In the material below, count the lines with the word "Ocean" and state that number only.

- Given entries:
— Start —

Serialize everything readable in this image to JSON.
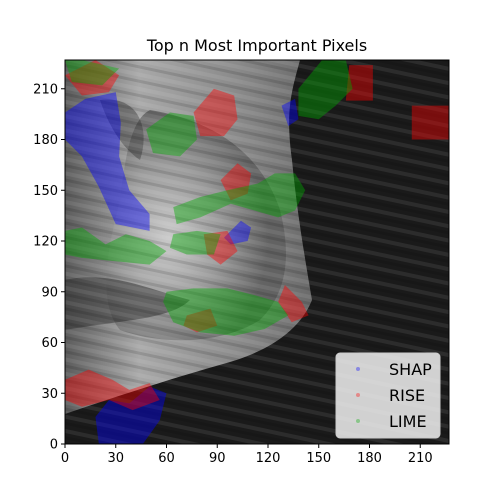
{
  "chart_data": {
    "type": "heatmap",
    "title": "Top n Most Important Pixels",
    "xlabel": "",
    "ylabel": "",
    "xlim": [
      0,
      227
    ],
    "ylim": [
      0,
      227
    ],
    "x_ticks": [
      0,
      30,
      60,
      90,
      120,
      150,
      180,
      210
    ],
    "y_ticks": [
      0,
      30,
      60,
      90,
      120,
      150,
      180,
      210
    ],
    "grid": false,
    "legend_placement": "lower-right",
    "background": "grayscale X-ray image with a bright curved tissue region on the left and dark background on the right",
    "series": [
      {
        "name": "SHAP",
        "color": "#0000ff",
        "regions": [
          {
            "points": [
              [
                0,
                196
              ],
              [
                12,
                204
              ],
              [
                30,
                208
              ],
              [
                33,
                190
              ],
              [
                32,
                170
              ],
              [
                38,
                150
              ],
              [
                50,
                136
              ],
              [
                50,
                126
              ],
              [
                30,
                130
              ],
              [
                20,
                152
              ],
              [
                10,
                170
              ],
              [
                0,
                180
              ]
            ]
          },
          {
            "points": [
              [
                38,
                24
              ],
              [
                50,
                34
              ],
              [
                60,
                30
              ],
              [
                56,
                14
              ],
              [
                46,
                0
              ],
              [
                20,
                0
              ],
              [
                18,
                16
              ],
              [
                26,
                26
              ]
            ]
          },
          {
            "points": [
              [
                94,
                122
              ],
              [
                104,
                132
              ],
              [
                110,
                128
              ],
              [
                108,
                120
              ],
              [
                98,
                118
              ]
            ]
          },
          {
            "points": [
              [
                128,
                200
              ],
              [
                136,
                204
              ],
              [
                138,
                192
              ],
              [
                132,
                188
              ]
            ]
          }
        ]
      },
      {
        "name": "RISE",
        "color": "#ff0000",
        "regions": [
          {
            "points": [
              [
                168,
                224
              ],
              [
                182,
                224
              ],
              [
                182,
                203
              ],
              [
                166,
                203
              ]
            ]
          },
          {
            "points": [
              [
                205,
                200
              ],
              [
                227,
                200
              ],
              [
                227,
                180
              ],
              [
                205,
                180
              ]
            ]
          },
          {
            "points": [
              [
                76,
                196
              ],
              [
                88,
                210
              ],
              [
                100,
                206
              ],
              [
                102,
                192
              ],
              [
                94,
                182
              ],
              [
                80,
                182
              ]
            ]
          },
          {
            "points": [
              [
                92,
                156
              ],
              [
                102,
                166
              ],
              [
                110,
                160
              ],
              [
                108,
                148
              ],
              [
                98,
                144
              ]
            ]
          },
          {
            "points": [
              [
                0,
                38
              ],
              [
                14,
                44
              ],
              [
                28,
                38
              ],
              [
                38,
                32
              ],
              [
                50,
                36
              ],
              [
                56,
                26
              ],
              [
                40,
                20
              ],
              [
                26,
                26
              ],
              [
                10,
                22
              ],
              [
                0,
                26
              ]
            ]
          },
          {
            "points": [
              [
                82,
                124
              ],
              [
                96,
                126
              ],
              [
                102,
                114
              ],
              [
                92,
                106
              ],
              [
                84,
                112
              ]
            ]
          },
          {
            "points": [
              [
                130,
                94
              ],
              [
                140,
                84
              ],
              [
                144,
                76
              ],
              [
                134,
                72
              ],
              [
                126,
                84
              ]
            ]
          },
          {
            "points": [
              [
                72,
                76
              ],
              [
                86,
                80
              ],
              [
                90,
                70
              ],
              [
                78,
                66
              ],
              [
                70,
                70
              ]
            ]
          },
          {
            "points": [
              [
                0,
                218
              ],
              [
                18,
                227
              ],
              [
                32,
                218
              ],
              [
                26,
                208
              ],
              [
                10,
                206
              ]
            ]
          }
        ]
      },
      {
        "name": "LIME",
        "color": "#00aa00",
        "regions": [
          {
            "points": [
              [
                48,
                186
              ],
              [
                62,
                196
              ],
              [
                76,
                194
              ],
              [
                78,
                180
              ],
              [
                68,
                170
              ],
              [
                52,
                172
              ]
            ]
          },
          {
            "points": [
              [
                0,
                126
              ],
              [
                10,
                128
              ],
              [
                24,
                118
              ],
              [
                36,
                124
              ],
              [
                50,
                120
              ],
              [
                60,
                114
              ],
              [
                50,
                106
              ],
              [
                30,
                108
              ],
              [
                10,
                110
              ],
              [
                0,
                112
              ]
            ]
          },
          {
            "points": [
              [
                64,
                140
              ],
              [
                80,
                146
              ],
              [
                96,
                150
              ],
              [
                114,
                154
              ],
              [
                124,
                160
              ],
              [
                136,
                160
              ],
              [
                142,
                150
              ],
              [
                136,
                138
              ],
              [
                126,
                134
              ],
              [
                112,
                138
              ],
              [
                98,
                142
              ],
              [
                80,
                134
              ],
              [
                66,
                130
              ]
            ]
          },
          {
            "points": [
              [
                64,
                124
              ],
              [
                78,
                126
              ],
              [
                92,
                124
              ],
              [
                88,
                112
              ],
              [
                72,
                112
              ],
              [
                62,
                116
              ]
            ]
          },
          {
            "points": [
              [
                60,
                90
              ],
              [
                76,
                92
              ],
              [
                96,
                92
              ],
              [
                112,
                88
              ],
              [
                126,
                84
              ],
              [
                132,
                76
              ],
              [
                118,
                68
              ],
              [
                100,
                64
              ],
              [
                80,
                66
              ],
              [
                64,
                72
              ],
              [
                58,
                84
              ]
            ]
          },
          {
            "points": [
              [
                138,
                210
              ],
              [
                152,
                227
              ],
              [
                166,
                227
              ],
              [
                170,
                210
              ],
              [
                160,
                200
              ],
              [
                150,
                192
              ],
              [
                138,
                194
              ]
            ]
          },
          {
            "points": [
              [
                0,
                227
              ],
              [
                10,
                227
              ],
              [
                32,
                222
              ],
              [
                22,
                212
              ],
              [
                4,
                214
              ]
            ]
          }
        ]
      }
    ]
  }
}
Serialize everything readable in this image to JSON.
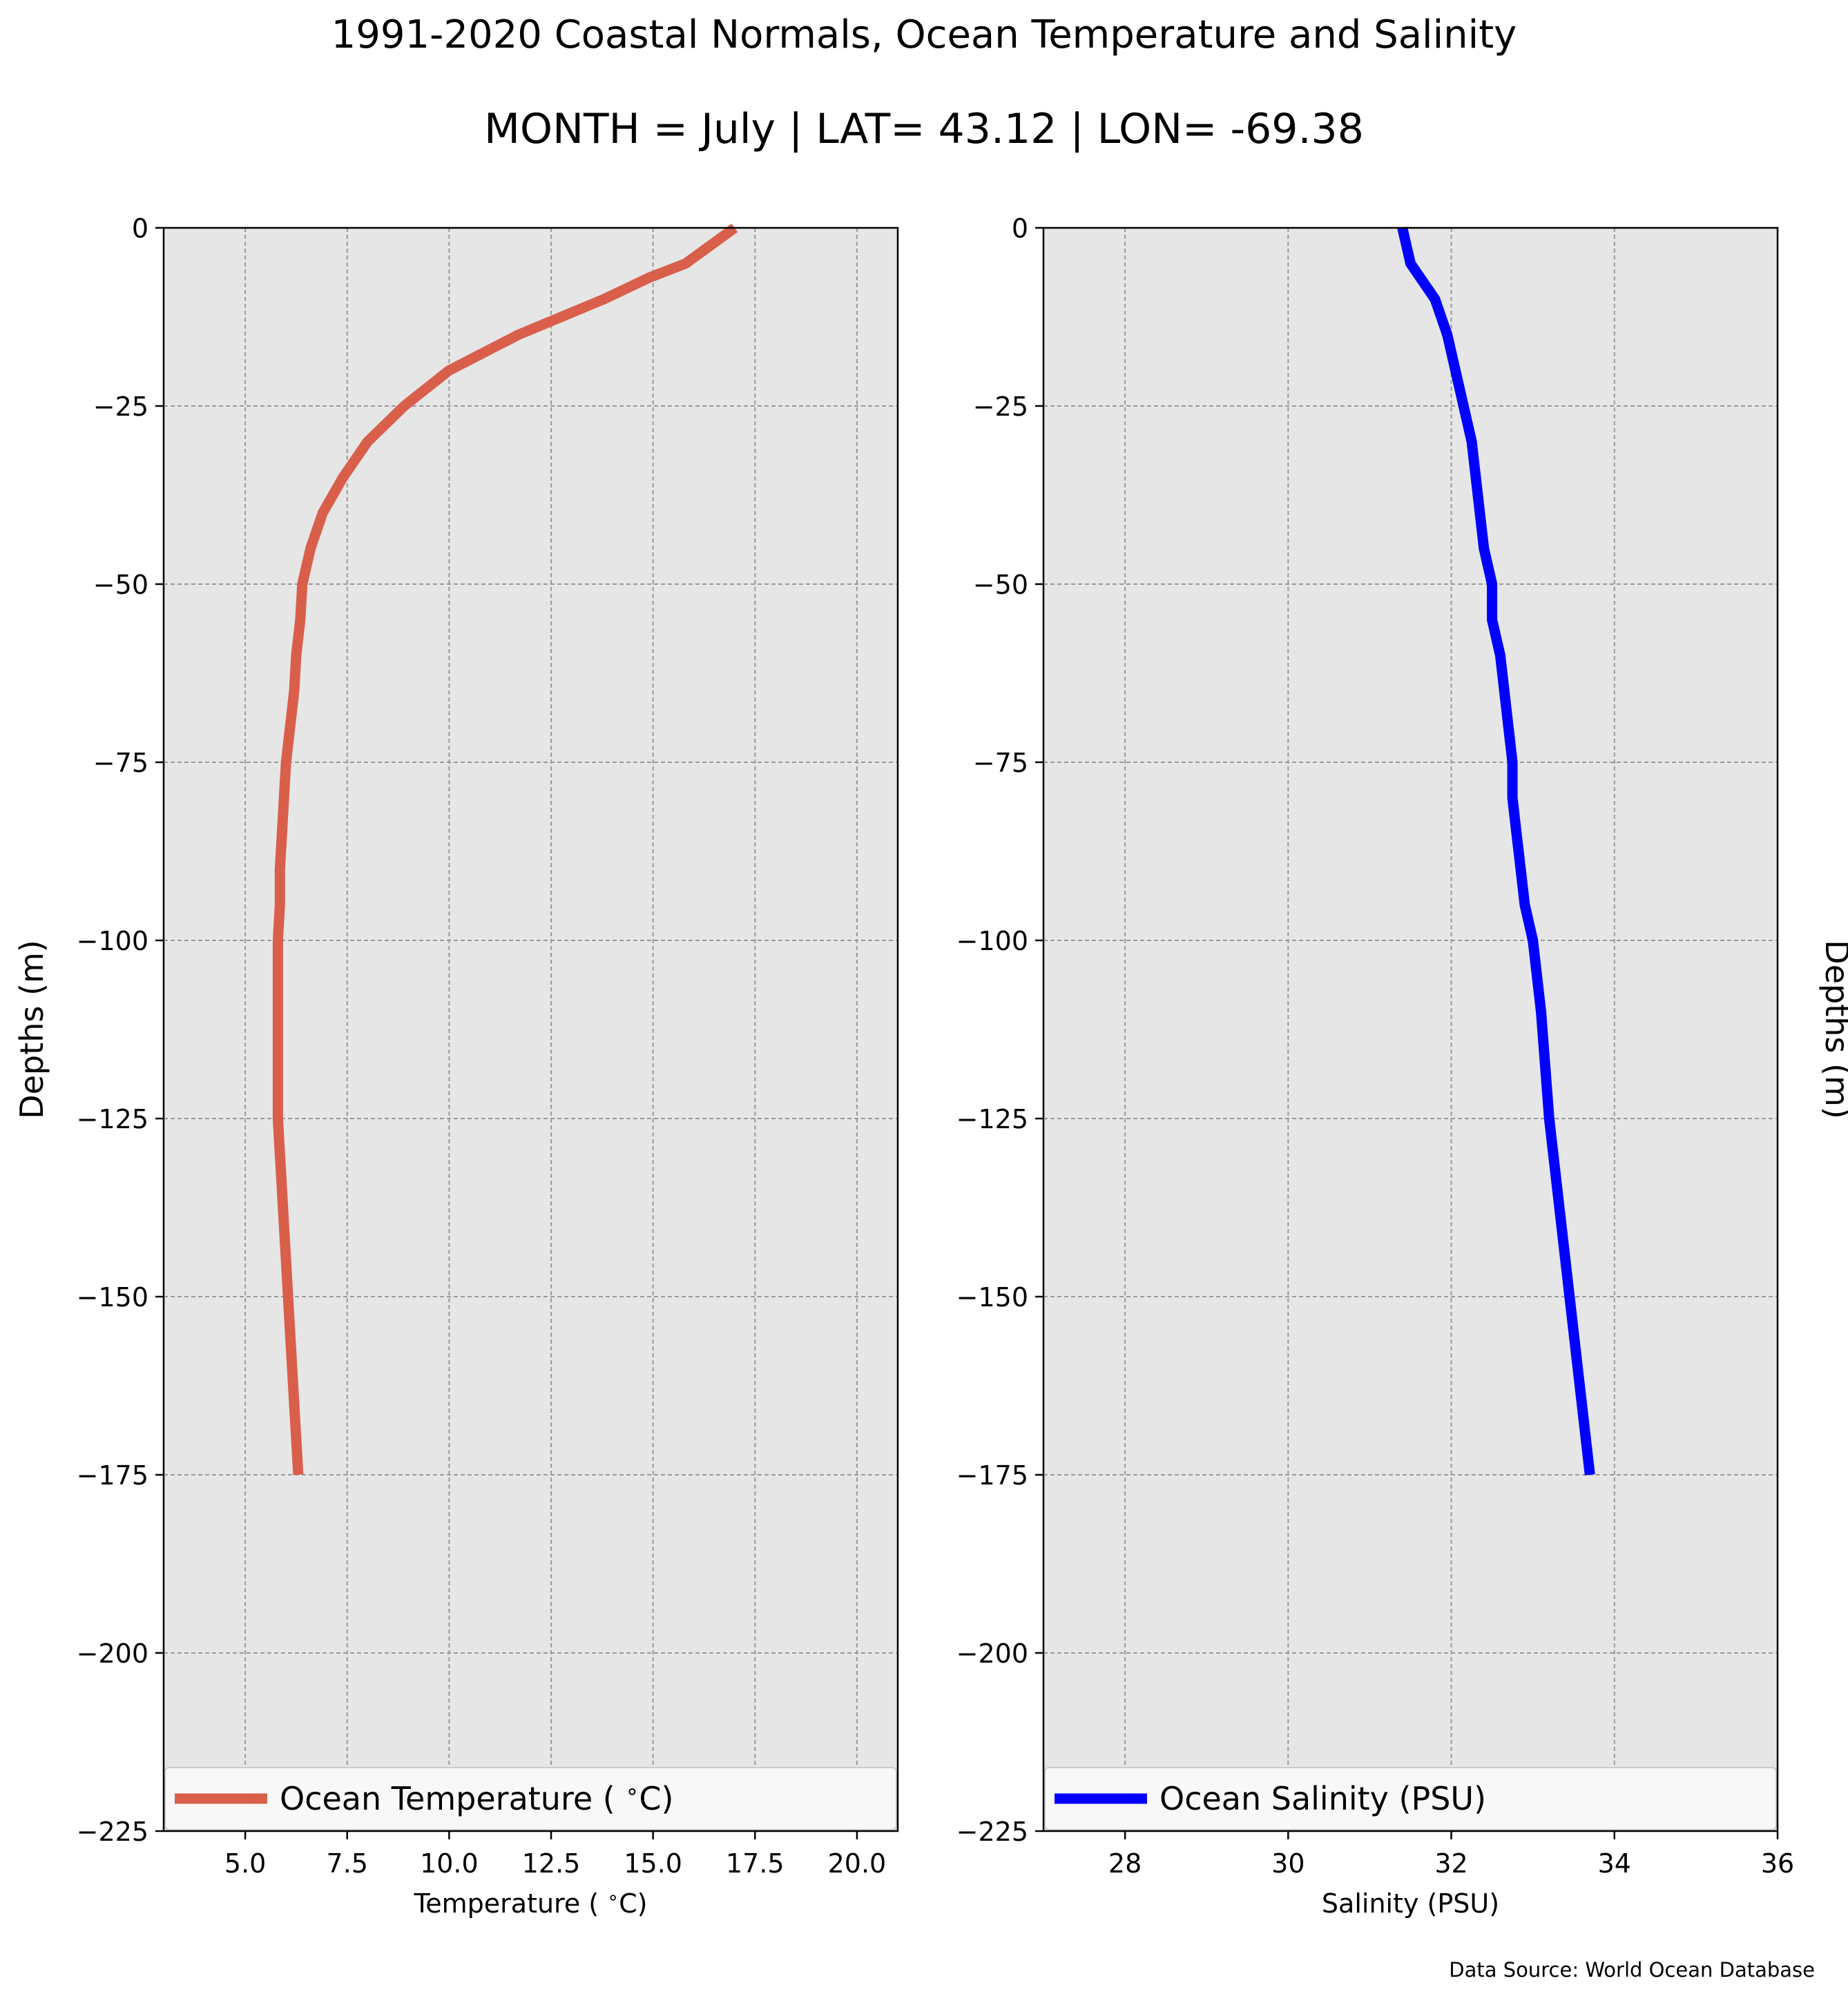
{
  "figure": {
    "title": "1991-2020 Coastal Normals, Ocean Temperature and Salinity",
    "subtitle": "MONTH = July | LAT= 43.12 | LON= -69.38",
    "source": "Data Source: World Ocean Database",
    "background_color": "#e6e6e6",
    "grid": true
  },
  "chart_data": [
    {
      "type": "line",
      "xlabel": "Temperature ($^\\circ$C)",
      "ylabel": "Depths (m)",
      "ylabel_side": "left",
      "xlim": [
        3.0,
        21.0
      ],
      "ylim": [
        -225,
        0
      ],
      "xticks": [
        5.0,
        7.5,
        10.0,
        12.5,
        15.0,
        17.5,
        20.0
      ],
      "xtick_labels": [
        "5.0",
        "7.5",
        "10.0",
        "12.5",
        "15.0",
        "17.5",
        "20.0"
      ],
      "yticks": [
        0,
        -25,
        -50,
        -75,
        -100,
        -125,
        -150,
        -175,
        -200,
        -225
      ],
      "ytick_labels": [
        "0",
        "−25",
        "−50",
        "−75",
        "−100",
        "−125",
        "−150",
        "−175",
        "−200",
        "−225"
      ],
      "legend": {
        "label": "Ocean Temperature ($^\\circ$C)",
        "placement": "lower"
      },
      "series": [
        {
          "name": "Ocean Temperature (°C)",
          "color": "#d95f4b",
          "x": [
            17.0,
            15.8,
            14.9,
            13.8,
            11.7,
            10.0,
            8.9,
            8.0,
            7.4,
            6.9,
            6.6,
            6.4,
            6.35,
            6.25,
            6.2,
            6.1,
            6.0,
            5.95,
            5.9,
            5.85,
            5.85,
            5.8,
            5.8,
            5.8,
            5.8,
            5.8,
            5.85,
            5.9,
            5.95,
            6.0,
            6.05,
            6.15,
            6.3
          ],
          "y": [
            0,
            -5,
            -7,
            -10,
            -15,
            -20,
            -25,
            -30,
            -35,
            -40,
            -45,
            -50,
            -55,
            -60,
            -65,
            -70,
            -75,
            -80,
            -85,
            -90,
            -95,
            -100,
            -105,
            -110,
            -115,
            -125,
            -130,
            -135,
            -140,
            -145,
            -150,
            -160,
            -175
          ]
        }
      ]
    },
    {
      "type": "line",
      "xlabel": "Salinity (PSU)",
      "ylabel": "Depths (m)",
      "ylabel_side": "right",
      "xlim": [
        27.0,
        36.0
      ],
      "ylim": [
        -225,
        0
      ],
      "xticks": [
        28,
        30,
        32,
        34,
        36
      ],
      "xtick_labels": [
        "28",
        "30",
        "32",
        "34",
        "36"
      ],
      "yticks": [
        0,
        -25,
        -50,
        -75,
        -100,
        -125,
        -150,
        -175,
        -200,
        -225
      ],
      "ytick_labels": [
        "0",
        "−25",
        "−50",
        "−75",
        "−100",
        "−125",
        "−150",
        "−175",
        "−200",
        "−225"
      ],
      "legend": {
        "label": "Ocean Salinity (PSU)",
        "placement": "lower"
      },
      "series": [
        {
          "name": "Ocean Salinity (PSU)",
          "color": "#0000ff",
          "x": [
            31.4,
            31.5,
            31.8,
            31.95,
            32.05,
            32.15,
            32.25,
            32.3,
            32.35,
            32.4,
            32.5,
            32.5,
            32.6,
            32.65,
            32.7,
            32.75,
            32.75,
            32.8,
            32.85,
            32.9,
            33.0,
            33.1,
            33.2,
            33.4,
            33.55,
            33.7
          ],
          "y": [
            0,
            -5,
            -10,
            -15,
            -20,
            -25,
            -30,
            -35,
            -40,
            -45,
            -50,
            -55,
            -60,
            -65,
            -70,
            -75,
            -80,
            -85,
            -90,
            -95,
            -100,
            -110,
            -125,
            -145,
            -160,
            -175
          ]
        }
      ]
    }
  ]
}
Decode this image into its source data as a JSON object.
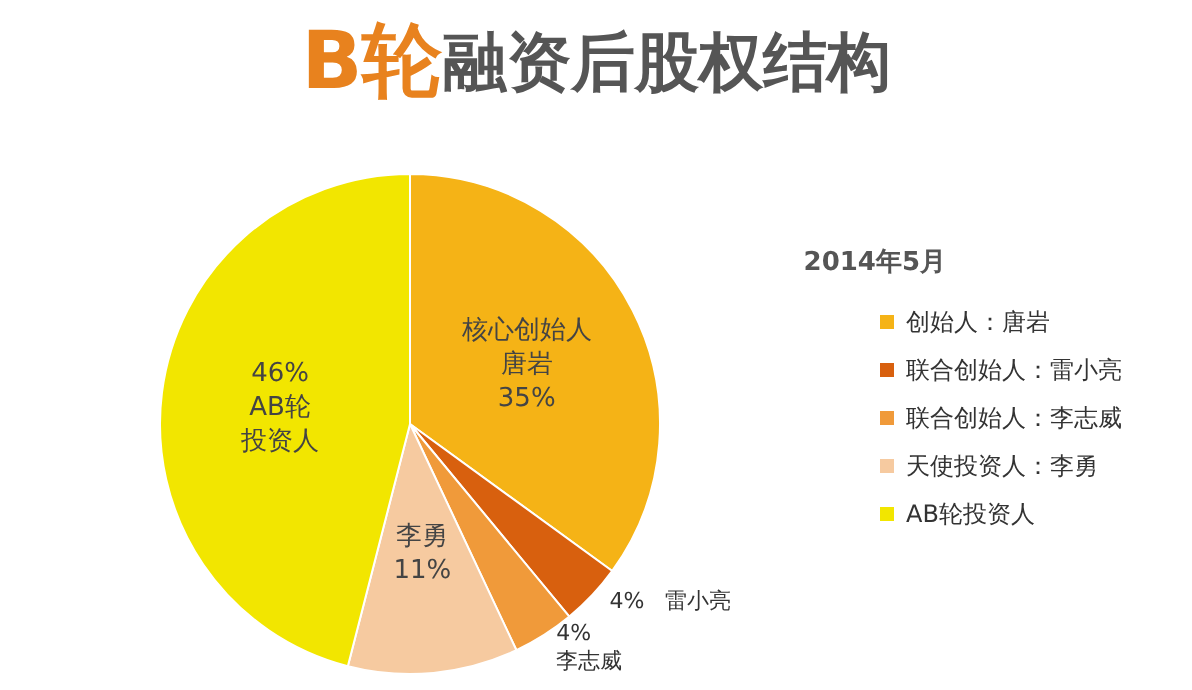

— End —

- Task response: 6